* **TASK TO COMPLETE**: Gather each line of the entries below that includes "name".

* **DATA SHOWN**:
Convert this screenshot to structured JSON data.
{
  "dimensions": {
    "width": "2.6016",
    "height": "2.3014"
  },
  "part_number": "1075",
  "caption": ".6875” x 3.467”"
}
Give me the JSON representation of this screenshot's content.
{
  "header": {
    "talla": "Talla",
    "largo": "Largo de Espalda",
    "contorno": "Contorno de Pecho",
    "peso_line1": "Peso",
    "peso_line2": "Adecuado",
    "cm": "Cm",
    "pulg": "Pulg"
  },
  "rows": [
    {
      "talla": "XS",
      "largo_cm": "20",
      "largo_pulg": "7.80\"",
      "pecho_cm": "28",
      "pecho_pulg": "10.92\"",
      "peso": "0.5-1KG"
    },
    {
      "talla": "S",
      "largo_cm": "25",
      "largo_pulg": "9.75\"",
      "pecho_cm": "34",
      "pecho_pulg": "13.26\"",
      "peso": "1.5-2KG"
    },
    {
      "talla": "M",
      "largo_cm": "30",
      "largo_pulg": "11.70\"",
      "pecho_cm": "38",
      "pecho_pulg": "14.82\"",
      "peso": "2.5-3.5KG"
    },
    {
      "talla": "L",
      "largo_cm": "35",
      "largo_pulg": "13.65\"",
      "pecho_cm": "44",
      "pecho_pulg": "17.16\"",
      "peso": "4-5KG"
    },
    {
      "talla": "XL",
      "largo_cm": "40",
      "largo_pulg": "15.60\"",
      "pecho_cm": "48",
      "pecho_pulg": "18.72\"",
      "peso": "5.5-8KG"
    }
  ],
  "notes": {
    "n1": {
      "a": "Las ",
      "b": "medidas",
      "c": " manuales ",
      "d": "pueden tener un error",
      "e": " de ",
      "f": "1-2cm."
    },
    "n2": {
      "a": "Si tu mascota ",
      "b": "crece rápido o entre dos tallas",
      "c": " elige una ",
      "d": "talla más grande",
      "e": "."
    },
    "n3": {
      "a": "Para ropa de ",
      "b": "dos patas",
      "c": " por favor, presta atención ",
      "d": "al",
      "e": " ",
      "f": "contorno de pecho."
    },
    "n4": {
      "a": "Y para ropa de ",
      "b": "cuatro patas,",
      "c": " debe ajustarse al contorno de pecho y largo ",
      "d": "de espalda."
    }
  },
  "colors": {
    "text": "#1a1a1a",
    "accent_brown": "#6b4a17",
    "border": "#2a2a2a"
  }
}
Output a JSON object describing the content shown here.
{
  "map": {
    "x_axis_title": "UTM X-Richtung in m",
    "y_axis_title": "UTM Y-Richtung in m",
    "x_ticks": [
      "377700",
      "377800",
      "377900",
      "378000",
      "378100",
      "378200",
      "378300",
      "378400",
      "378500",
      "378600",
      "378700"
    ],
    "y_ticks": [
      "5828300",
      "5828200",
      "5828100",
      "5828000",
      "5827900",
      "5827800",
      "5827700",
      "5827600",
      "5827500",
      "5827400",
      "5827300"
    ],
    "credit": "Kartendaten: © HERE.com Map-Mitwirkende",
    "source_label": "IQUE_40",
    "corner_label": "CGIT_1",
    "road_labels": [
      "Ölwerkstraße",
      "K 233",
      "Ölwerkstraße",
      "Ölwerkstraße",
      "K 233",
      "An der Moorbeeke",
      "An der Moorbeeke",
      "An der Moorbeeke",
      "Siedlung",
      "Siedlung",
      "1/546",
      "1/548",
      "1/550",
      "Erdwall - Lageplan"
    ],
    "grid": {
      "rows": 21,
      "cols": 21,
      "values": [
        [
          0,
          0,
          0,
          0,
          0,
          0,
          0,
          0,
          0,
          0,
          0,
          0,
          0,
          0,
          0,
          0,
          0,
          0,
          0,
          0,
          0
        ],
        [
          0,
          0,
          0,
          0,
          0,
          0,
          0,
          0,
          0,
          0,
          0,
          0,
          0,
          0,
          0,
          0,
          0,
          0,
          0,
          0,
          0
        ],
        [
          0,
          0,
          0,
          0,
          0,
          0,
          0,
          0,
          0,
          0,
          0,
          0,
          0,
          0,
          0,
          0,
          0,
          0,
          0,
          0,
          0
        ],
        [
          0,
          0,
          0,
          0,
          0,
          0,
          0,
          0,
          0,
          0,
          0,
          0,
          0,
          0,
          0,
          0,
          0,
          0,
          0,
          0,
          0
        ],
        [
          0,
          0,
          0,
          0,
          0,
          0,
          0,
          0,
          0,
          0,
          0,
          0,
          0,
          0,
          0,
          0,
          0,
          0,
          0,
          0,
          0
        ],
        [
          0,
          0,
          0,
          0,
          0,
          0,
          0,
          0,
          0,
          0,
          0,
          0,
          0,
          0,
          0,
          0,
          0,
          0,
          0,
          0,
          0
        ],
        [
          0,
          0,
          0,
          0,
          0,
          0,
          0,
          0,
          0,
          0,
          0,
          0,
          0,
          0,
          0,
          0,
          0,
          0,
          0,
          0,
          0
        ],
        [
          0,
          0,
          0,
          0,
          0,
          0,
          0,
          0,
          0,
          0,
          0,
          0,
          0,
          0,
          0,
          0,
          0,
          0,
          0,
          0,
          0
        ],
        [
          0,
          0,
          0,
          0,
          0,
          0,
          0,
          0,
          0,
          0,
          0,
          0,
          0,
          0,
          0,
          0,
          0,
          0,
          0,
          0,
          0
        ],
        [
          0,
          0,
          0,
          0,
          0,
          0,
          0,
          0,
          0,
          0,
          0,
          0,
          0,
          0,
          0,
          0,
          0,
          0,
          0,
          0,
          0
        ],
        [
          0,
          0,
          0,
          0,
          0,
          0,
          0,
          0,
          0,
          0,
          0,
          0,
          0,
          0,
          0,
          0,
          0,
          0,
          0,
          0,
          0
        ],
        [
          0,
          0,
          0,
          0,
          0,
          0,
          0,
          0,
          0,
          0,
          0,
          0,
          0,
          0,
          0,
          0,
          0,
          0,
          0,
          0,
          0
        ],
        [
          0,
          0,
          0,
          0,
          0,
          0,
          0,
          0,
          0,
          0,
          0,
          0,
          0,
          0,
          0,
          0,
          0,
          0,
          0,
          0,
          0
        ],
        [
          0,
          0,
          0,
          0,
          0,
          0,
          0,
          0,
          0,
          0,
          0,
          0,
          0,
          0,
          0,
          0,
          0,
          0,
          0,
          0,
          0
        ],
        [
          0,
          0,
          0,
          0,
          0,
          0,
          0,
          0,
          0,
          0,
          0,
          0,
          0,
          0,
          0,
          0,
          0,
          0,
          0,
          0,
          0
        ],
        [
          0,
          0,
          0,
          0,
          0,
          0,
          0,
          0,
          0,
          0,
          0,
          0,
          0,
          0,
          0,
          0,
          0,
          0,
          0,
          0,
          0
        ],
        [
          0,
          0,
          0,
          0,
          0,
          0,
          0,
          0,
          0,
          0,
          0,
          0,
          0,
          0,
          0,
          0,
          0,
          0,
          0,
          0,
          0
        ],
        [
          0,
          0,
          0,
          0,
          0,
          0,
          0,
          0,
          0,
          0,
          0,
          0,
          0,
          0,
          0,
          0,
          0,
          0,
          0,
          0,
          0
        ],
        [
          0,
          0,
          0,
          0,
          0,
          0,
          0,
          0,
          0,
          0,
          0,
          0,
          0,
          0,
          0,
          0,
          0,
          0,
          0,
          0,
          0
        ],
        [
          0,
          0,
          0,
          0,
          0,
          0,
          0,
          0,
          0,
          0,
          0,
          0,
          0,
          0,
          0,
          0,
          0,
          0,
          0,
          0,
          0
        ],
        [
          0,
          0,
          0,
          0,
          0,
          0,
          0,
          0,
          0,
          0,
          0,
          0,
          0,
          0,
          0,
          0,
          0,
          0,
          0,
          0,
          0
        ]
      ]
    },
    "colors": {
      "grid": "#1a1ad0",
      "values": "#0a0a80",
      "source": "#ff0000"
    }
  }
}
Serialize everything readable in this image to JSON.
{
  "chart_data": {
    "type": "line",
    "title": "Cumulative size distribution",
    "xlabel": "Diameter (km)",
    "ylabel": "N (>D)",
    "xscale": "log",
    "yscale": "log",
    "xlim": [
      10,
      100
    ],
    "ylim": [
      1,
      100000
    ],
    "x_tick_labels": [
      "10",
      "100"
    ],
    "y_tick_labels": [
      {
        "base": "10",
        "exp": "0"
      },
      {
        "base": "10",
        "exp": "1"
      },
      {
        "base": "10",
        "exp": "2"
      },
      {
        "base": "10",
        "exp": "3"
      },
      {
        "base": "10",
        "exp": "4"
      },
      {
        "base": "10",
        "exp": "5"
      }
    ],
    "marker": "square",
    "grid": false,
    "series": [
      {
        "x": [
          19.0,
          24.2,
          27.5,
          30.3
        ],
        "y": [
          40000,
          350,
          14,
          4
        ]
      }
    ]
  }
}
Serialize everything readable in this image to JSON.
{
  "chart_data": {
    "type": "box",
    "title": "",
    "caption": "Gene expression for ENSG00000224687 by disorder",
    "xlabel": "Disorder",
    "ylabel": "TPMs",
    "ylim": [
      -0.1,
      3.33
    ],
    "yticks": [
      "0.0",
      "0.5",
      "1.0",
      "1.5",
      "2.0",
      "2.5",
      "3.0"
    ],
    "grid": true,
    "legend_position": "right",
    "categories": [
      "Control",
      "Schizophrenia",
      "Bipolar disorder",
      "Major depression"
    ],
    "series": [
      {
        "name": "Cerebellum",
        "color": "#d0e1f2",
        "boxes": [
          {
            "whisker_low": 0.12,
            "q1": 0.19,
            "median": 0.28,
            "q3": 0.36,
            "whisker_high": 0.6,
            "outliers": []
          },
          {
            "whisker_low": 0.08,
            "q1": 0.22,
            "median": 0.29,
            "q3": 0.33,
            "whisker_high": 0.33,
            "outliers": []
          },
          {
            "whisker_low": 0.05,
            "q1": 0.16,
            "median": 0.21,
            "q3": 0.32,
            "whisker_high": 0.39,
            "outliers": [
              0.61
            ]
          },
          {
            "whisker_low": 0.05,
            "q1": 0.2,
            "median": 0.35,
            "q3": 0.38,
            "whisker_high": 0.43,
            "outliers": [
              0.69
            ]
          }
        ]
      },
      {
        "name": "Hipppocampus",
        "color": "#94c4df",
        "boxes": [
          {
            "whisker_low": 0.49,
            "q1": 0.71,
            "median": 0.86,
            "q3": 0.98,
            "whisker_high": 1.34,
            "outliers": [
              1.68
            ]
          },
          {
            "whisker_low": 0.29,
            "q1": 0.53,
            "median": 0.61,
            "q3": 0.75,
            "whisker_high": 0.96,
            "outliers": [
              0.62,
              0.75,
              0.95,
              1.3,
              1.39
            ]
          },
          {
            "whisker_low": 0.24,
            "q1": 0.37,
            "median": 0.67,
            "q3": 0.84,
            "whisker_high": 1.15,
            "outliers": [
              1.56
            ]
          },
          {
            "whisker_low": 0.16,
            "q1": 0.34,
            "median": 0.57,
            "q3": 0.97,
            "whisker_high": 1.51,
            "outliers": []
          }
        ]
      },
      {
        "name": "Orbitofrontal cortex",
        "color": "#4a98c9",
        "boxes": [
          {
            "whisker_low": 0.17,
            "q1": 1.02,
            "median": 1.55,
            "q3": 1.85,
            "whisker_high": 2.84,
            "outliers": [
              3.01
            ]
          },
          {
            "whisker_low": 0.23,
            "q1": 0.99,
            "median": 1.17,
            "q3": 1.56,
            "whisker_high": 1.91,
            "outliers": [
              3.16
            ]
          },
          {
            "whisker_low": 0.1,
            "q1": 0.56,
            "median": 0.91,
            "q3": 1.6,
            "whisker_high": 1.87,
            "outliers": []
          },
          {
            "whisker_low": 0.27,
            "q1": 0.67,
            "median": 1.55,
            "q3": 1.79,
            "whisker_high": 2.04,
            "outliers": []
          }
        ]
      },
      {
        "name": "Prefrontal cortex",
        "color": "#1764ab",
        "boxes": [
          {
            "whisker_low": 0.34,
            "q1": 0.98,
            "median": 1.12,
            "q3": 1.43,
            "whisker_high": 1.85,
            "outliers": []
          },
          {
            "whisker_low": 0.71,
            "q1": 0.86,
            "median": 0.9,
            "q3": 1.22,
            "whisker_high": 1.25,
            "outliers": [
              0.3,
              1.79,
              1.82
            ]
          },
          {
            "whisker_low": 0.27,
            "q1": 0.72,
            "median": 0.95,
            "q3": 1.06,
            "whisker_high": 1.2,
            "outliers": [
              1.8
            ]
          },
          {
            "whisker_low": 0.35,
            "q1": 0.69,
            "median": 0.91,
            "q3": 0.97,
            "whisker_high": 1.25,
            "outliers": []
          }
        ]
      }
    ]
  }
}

* **TASK SOLUTION**:
        "name": "Cerebellum",
        "name": "Hipppocampus",
        "name": "Orbitofrontal cortex",
        "name": "Prefrontal cortex",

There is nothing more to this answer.